** start of Data for the task **

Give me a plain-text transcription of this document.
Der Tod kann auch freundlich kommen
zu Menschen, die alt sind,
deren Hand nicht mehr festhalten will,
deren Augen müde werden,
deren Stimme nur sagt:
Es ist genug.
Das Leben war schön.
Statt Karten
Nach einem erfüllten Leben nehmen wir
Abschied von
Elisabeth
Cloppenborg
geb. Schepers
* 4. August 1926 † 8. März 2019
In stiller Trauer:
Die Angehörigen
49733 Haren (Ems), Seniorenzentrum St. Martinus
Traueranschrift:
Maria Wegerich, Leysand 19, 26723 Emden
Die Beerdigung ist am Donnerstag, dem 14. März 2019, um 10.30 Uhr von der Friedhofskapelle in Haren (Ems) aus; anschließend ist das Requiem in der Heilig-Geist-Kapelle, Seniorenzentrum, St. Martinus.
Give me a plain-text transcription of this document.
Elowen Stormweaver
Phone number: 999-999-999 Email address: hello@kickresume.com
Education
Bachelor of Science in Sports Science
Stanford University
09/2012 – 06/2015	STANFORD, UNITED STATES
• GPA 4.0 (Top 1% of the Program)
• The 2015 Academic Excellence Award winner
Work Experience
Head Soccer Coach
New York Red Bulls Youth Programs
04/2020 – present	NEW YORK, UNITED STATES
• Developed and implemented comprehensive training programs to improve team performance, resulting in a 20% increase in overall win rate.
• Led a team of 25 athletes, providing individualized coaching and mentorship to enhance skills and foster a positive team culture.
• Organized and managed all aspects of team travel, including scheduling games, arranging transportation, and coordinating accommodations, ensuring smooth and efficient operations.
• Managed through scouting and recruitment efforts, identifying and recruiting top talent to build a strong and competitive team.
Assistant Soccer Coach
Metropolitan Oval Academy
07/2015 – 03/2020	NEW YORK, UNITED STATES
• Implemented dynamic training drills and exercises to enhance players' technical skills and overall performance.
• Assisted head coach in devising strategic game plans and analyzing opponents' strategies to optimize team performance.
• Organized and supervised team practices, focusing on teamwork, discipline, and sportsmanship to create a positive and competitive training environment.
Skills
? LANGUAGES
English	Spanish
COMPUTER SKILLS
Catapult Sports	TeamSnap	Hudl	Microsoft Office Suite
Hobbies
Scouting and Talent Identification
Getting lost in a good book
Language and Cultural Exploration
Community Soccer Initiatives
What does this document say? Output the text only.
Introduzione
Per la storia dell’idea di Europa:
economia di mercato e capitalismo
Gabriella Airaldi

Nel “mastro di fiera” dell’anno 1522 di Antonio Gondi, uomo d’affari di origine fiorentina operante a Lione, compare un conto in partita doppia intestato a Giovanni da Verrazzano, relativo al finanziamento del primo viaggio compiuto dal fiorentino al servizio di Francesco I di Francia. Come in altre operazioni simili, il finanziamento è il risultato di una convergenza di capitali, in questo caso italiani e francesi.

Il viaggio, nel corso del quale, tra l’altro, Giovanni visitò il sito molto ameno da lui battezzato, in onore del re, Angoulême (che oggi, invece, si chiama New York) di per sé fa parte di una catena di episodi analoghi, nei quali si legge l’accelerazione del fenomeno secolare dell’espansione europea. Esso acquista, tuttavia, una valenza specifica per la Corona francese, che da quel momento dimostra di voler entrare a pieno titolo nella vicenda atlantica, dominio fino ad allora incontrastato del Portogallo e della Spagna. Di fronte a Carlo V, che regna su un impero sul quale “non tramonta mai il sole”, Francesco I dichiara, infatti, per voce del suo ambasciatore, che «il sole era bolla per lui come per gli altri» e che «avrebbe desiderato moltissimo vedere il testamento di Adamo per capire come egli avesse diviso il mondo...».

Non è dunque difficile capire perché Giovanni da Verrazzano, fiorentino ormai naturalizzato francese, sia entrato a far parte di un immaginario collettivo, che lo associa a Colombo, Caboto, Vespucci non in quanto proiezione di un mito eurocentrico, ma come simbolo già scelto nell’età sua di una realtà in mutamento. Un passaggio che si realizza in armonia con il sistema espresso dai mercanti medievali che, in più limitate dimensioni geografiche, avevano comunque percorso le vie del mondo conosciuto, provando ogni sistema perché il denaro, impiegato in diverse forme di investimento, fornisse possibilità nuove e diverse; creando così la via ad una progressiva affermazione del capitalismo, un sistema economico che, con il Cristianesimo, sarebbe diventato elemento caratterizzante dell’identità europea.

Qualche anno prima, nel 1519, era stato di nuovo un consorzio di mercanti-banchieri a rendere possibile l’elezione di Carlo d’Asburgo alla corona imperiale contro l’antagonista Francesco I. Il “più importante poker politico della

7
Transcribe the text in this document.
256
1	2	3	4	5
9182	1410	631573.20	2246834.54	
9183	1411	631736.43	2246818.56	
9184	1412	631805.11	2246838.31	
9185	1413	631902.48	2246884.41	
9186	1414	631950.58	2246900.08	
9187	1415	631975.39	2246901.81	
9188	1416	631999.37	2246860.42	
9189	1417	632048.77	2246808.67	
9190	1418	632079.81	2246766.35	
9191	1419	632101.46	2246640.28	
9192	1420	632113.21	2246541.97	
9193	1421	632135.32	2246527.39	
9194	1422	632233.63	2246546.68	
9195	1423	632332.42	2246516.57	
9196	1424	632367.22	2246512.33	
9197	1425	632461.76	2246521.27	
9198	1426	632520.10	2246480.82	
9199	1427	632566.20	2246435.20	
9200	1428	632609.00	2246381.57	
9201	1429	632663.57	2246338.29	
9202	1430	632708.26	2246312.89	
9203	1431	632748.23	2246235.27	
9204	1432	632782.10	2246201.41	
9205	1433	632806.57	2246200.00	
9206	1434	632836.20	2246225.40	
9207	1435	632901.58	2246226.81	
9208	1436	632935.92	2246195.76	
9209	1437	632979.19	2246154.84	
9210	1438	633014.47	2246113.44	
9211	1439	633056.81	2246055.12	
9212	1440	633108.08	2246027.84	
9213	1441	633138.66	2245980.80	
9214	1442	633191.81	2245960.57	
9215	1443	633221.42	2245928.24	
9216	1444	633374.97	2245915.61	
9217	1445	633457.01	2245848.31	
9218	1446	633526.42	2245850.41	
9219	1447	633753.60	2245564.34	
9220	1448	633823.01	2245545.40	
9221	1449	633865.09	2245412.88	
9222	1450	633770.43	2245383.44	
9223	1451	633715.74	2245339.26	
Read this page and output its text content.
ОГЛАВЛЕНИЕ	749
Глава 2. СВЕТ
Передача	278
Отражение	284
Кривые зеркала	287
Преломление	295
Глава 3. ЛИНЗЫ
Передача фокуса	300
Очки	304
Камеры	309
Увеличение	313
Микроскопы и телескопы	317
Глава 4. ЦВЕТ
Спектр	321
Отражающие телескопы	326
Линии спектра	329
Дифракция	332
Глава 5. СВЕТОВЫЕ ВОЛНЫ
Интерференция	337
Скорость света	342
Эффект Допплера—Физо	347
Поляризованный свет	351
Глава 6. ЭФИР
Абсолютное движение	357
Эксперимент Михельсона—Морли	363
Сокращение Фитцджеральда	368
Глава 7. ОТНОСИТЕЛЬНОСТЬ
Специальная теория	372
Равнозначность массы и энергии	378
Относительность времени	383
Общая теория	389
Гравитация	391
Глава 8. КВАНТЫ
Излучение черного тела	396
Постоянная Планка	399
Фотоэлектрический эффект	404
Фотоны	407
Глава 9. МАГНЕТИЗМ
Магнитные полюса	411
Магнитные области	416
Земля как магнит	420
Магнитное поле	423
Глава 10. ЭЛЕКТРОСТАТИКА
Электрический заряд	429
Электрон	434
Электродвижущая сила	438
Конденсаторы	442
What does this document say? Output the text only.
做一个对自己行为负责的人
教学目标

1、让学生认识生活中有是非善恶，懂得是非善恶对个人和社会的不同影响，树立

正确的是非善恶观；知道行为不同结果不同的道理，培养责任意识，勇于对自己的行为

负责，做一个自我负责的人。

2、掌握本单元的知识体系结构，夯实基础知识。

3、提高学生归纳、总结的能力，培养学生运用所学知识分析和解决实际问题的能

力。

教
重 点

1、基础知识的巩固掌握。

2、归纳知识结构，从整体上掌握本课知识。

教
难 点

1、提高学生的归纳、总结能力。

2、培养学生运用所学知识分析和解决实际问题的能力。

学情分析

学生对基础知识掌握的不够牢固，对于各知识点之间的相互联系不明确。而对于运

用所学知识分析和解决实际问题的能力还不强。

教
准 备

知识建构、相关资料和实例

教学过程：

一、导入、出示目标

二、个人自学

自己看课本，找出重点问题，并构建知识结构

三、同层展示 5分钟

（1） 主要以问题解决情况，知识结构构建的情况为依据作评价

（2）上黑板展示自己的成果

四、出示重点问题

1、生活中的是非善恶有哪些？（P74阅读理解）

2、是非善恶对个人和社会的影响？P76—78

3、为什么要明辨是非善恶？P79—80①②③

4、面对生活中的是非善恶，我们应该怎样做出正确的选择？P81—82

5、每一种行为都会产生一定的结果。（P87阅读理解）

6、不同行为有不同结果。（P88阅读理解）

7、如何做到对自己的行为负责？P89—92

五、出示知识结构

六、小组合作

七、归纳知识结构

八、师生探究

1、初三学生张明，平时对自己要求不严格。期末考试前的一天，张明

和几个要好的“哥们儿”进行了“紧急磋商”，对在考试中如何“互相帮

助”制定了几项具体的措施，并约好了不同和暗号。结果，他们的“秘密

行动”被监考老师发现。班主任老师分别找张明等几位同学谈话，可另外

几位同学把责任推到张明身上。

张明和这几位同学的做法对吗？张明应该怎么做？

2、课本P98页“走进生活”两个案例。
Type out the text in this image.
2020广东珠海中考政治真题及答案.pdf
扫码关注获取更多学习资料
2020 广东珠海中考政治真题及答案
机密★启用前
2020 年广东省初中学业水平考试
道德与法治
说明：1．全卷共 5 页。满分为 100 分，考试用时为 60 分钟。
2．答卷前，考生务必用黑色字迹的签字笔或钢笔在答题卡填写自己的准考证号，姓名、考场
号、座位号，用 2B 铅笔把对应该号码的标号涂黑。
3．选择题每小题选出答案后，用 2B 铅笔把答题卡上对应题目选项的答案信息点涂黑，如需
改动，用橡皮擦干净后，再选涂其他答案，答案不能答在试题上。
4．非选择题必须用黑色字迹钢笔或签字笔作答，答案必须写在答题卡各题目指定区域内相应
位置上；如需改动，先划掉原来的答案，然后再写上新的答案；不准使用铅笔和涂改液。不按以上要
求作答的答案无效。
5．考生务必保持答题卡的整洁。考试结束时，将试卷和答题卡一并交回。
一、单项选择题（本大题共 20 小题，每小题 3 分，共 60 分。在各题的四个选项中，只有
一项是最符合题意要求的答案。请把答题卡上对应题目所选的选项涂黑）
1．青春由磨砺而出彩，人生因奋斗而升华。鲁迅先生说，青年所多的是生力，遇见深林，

** end of Data for the task **

> _Instructions for the task_: Include both ends. Return the line holding "Type out the text in this image." and all lines after it in the records above, exactly as written.

> _Response_:
Type out the text in this image.
2020广东珠海中考政治真题及答案.pdf
扫码关注获取更多学习资料
2020 广东珠海中考政治真题及答案
机密★启用前
2020 年广东省初中学业水平考试
道德与法治
说明：1．全卷共 5 页。满分为 100 分，考试用时为 60 分钟。
2．答卷前，考生务必用黑色字迹的签字笔或钢笔在答题卡填写自己的准考证号，姓名、考场
号、座位号，用 2B 铅笔把对应该号码的标号涂黑。
3．选择题每小题选出答案后，用 2B 铅笔把答题卡上对应题目选项的答案信息点涂黑，如需
改动，用橡皮擦干净后，再选涂其他答案，答案不能答在试题上。
4．非选择题必须用黑色字迹钢笔或签字笔作答，答案必须写在答题卡各题目指定区域内相应
位置上；如需改动，先划掉原来的答案，然后再写上新的答案；不准使用铅笔和涂改液。不按以上要
求作答的答案无效。
5．考生务必保持答题卡的整洁。考试结束时，将试卷和答题卡一并交回。
一、单项选择题（本大题共 20 小题，每小题 3 分，共 60 分。在各题的四个选项中，只有
一项是最符合题意要求的答案。请把答题卡上对应题目所选的选项涂黑）
1．青春由磨砺而出彩，人生因奋斗而升华。鲁迅先生说，青年所多的是生力，遇见深林，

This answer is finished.